Collected data entries:
================================

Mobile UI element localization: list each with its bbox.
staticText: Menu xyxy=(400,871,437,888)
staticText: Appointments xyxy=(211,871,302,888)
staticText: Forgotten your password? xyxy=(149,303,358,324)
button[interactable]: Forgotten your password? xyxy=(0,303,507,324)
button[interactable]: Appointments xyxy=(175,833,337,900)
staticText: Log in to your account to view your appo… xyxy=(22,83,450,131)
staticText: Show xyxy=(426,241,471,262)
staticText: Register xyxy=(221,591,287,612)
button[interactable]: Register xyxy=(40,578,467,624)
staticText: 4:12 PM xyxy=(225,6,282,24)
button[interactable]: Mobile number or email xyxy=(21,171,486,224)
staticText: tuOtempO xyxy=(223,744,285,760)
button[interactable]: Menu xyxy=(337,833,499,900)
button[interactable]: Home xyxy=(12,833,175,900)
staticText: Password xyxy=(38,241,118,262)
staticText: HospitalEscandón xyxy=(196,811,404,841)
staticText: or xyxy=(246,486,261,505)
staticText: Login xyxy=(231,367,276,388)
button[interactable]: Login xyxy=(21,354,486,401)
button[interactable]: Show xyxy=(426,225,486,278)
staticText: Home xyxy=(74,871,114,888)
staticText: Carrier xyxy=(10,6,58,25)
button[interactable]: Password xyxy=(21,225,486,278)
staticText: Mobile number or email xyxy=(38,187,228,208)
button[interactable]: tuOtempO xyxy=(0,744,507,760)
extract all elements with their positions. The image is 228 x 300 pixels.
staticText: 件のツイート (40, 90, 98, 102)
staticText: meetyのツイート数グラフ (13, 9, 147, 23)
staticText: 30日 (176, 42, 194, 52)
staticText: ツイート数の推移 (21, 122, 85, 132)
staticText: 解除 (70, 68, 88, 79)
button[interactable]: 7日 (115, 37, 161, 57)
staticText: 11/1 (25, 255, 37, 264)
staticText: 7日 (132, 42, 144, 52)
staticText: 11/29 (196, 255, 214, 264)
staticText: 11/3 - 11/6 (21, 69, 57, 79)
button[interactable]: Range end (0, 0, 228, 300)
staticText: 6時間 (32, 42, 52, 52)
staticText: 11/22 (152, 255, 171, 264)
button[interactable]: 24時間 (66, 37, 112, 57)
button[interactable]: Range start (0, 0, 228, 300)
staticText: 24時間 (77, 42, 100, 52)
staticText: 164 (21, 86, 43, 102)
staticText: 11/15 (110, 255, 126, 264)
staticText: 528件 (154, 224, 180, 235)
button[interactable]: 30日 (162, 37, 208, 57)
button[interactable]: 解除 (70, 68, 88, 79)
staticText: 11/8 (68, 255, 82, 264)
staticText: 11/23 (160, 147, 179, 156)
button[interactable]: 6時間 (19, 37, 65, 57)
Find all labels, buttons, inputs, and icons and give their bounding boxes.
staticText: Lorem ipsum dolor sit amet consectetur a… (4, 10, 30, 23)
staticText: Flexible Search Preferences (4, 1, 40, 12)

================================

Task description: Report every line above that contains the word "with", matching its case exactly.

Full output:
Mobile UI element localization: list each with its bbox.
extract all elements with their positions. The image is 228 x 300 pixels.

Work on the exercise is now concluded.